■ **Extracted material**:
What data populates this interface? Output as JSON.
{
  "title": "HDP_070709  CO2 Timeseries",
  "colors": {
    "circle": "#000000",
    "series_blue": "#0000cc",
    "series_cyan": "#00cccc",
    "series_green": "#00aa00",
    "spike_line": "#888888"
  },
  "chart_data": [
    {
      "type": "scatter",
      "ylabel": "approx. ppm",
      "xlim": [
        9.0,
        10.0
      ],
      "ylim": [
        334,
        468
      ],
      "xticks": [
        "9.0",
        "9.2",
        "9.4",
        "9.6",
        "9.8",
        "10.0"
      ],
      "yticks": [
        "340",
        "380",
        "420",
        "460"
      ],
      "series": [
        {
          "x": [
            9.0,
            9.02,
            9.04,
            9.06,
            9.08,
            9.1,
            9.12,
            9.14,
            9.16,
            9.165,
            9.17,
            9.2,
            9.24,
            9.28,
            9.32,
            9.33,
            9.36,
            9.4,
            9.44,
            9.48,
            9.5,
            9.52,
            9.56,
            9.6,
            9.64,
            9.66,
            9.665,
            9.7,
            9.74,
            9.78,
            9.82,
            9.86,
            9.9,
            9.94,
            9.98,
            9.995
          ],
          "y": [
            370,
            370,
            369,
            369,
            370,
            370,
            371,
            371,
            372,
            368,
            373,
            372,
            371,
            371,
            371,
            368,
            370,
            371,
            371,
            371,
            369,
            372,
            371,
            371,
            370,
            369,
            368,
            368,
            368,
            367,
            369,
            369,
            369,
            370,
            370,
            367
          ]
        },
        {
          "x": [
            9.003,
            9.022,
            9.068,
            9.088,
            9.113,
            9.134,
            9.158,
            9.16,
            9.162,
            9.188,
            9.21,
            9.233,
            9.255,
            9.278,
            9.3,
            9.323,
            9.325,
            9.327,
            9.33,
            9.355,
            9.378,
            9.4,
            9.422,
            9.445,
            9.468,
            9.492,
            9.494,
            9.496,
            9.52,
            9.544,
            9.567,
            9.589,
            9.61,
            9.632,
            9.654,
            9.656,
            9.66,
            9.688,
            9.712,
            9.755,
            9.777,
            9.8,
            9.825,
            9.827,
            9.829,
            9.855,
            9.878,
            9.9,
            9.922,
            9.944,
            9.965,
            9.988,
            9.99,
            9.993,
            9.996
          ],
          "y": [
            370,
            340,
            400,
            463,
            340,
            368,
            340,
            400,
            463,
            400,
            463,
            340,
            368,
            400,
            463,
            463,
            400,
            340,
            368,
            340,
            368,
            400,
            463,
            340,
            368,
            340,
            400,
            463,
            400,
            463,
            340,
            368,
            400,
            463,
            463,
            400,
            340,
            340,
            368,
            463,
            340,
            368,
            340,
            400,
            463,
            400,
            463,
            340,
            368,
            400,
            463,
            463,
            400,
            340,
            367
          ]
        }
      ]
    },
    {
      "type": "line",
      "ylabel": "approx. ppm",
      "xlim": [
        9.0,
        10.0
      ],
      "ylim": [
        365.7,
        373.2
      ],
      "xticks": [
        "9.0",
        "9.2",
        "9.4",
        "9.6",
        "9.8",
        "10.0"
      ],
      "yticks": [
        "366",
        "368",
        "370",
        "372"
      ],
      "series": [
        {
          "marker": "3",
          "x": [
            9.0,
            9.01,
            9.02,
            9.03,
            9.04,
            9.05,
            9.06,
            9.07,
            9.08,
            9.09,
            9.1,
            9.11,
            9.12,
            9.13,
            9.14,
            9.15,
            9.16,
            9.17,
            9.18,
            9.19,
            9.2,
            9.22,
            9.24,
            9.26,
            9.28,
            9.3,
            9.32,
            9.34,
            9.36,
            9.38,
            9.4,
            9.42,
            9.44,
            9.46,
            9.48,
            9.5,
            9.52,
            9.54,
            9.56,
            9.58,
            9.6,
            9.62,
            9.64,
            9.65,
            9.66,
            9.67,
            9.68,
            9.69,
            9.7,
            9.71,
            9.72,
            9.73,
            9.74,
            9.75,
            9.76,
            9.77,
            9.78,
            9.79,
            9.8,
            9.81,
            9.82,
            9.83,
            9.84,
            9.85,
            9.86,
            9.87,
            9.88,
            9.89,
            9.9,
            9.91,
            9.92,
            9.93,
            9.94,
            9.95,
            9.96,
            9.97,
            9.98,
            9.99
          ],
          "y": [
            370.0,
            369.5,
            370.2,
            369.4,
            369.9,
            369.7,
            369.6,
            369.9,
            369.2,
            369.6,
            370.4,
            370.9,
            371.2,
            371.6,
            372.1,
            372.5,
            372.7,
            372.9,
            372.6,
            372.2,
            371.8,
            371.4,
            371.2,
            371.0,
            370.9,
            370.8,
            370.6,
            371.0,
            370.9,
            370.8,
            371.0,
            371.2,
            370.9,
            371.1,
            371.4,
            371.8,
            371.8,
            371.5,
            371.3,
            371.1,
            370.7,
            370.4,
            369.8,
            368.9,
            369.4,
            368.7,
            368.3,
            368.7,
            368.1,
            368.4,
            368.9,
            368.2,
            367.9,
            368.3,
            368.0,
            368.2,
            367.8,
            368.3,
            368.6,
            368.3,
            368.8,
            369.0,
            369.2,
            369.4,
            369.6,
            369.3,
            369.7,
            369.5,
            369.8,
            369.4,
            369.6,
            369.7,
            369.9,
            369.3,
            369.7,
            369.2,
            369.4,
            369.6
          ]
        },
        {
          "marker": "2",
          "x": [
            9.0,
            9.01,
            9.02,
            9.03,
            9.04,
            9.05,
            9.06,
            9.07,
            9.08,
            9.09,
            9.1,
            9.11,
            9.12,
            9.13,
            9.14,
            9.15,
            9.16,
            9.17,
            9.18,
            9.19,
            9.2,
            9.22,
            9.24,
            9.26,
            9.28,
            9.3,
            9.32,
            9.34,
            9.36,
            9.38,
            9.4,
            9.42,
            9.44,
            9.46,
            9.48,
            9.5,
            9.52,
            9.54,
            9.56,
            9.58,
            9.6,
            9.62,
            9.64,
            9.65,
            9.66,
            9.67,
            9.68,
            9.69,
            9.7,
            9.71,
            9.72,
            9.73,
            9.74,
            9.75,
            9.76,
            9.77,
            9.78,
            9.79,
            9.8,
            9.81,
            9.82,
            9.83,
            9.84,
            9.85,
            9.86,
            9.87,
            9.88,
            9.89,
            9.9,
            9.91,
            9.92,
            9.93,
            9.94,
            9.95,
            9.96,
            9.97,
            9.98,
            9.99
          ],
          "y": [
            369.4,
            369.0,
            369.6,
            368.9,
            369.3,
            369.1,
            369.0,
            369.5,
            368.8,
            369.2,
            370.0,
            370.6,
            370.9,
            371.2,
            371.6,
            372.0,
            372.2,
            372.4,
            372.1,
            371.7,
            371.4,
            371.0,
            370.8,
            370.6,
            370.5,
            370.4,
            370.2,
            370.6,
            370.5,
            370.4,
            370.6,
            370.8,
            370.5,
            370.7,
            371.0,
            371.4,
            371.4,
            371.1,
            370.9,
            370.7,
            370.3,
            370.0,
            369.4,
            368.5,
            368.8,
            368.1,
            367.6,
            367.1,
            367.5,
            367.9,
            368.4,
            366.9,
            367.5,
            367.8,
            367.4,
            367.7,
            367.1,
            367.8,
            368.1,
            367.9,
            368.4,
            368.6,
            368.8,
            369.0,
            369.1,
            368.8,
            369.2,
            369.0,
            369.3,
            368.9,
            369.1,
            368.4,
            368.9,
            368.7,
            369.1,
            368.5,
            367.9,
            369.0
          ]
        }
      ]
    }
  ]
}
---
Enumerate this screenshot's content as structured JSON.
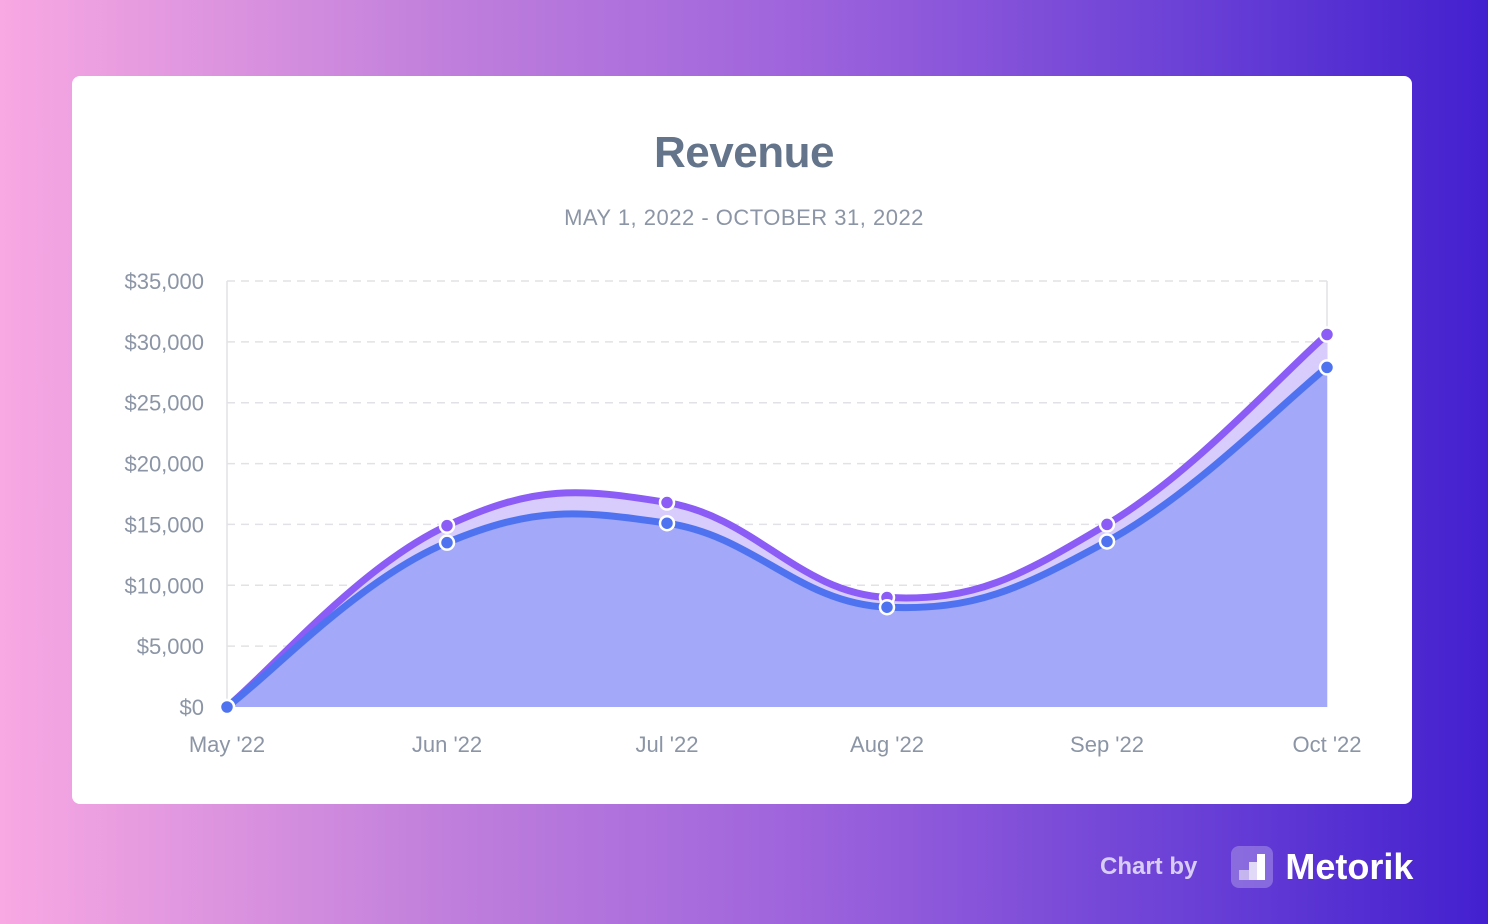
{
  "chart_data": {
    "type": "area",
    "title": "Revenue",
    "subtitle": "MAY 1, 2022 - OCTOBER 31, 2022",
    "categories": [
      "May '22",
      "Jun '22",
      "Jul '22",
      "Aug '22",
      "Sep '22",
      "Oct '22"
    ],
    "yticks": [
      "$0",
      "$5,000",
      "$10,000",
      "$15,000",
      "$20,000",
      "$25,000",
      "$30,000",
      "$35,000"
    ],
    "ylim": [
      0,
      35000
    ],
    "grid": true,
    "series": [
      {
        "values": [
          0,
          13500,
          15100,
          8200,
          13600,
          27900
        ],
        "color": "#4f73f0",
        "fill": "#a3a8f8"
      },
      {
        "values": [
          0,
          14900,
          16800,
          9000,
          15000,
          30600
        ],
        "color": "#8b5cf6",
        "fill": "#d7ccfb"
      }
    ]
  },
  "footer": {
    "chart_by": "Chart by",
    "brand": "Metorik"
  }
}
--
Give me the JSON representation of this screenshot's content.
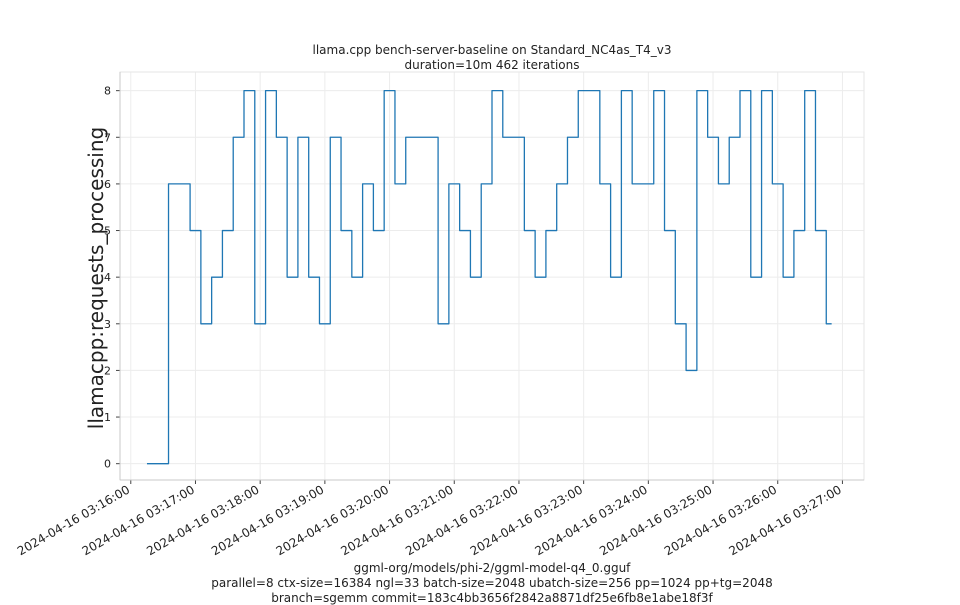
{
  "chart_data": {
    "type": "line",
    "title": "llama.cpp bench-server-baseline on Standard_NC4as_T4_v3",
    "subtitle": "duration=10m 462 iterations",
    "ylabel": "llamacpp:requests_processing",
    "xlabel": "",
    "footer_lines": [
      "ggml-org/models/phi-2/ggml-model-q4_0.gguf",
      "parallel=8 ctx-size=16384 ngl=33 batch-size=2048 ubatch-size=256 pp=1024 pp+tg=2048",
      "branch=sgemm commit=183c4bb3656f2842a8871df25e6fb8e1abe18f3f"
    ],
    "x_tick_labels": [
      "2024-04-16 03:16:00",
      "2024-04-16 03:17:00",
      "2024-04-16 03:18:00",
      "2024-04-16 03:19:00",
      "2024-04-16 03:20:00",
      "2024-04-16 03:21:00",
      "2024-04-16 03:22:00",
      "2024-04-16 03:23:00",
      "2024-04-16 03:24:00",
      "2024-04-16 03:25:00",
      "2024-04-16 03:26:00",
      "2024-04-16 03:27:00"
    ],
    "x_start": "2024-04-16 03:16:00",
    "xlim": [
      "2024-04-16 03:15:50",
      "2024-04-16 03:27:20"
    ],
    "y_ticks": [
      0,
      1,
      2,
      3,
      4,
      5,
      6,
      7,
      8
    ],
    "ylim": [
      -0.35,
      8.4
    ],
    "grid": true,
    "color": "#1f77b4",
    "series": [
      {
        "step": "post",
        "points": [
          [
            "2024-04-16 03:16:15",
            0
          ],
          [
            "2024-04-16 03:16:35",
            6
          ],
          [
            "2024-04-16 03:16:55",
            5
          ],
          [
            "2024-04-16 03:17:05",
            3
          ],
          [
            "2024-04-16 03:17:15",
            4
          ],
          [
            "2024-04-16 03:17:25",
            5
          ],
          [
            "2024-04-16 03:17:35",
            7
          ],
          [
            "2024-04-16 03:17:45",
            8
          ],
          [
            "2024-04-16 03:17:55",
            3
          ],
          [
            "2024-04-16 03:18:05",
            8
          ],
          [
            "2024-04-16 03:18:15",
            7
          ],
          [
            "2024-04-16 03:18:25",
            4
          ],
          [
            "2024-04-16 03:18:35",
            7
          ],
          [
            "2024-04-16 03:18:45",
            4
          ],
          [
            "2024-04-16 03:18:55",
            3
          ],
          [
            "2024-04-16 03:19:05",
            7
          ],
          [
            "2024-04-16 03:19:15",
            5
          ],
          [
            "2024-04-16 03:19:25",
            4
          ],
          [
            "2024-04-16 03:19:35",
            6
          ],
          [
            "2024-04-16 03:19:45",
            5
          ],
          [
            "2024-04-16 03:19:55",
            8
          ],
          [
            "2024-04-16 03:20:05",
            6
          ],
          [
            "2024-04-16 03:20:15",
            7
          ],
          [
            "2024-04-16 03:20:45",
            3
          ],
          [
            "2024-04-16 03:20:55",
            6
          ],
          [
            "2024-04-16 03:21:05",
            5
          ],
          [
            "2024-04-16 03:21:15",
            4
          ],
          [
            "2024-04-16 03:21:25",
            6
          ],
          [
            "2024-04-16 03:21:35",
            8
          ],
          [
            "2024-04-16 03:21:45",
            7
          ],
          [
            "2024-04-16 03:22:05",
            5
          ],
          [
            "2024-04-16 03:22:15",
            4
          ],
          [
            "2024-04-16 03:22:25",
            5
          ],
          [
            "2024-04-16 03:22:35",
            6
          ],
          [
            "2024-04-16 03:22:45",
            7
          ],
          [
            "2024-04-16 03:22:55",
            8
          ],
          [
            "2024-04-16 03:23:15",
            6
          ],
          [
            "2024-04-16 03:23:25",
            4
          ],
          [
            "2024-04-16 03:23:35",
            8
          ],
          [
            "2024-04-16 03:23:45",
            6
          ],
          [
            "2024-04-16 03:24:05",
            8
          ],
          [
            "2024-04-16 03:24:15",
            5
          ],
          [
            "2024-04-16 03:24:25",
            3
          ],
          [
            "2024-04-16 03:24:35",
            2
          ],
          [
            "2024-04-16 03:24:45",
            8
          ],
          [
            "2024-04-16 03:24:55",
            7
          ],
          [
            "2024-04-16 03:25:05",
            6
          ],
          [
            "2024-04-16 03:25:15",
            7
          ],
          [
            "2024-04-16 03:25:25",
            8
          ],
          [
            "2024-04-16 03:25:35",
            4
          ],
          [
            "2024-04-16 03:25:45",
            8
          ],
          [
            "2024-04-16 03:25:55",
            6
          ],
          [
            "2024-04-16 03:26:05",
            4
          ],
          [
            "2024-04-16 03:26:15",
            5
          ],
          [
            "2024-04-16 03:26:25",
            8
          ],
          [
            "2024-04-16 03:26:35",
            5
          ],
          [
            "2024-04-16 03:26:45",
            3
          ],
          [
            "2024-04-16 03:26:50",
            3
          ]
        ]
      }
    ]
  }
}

■ **What you should do**: Scan the listing above for the word "content" and copy every line that holds it.

■ **Result for this exercise**:
Enumerate this screenshot's content as structured JSON.
Give me the JSON representation of this screenshot's content.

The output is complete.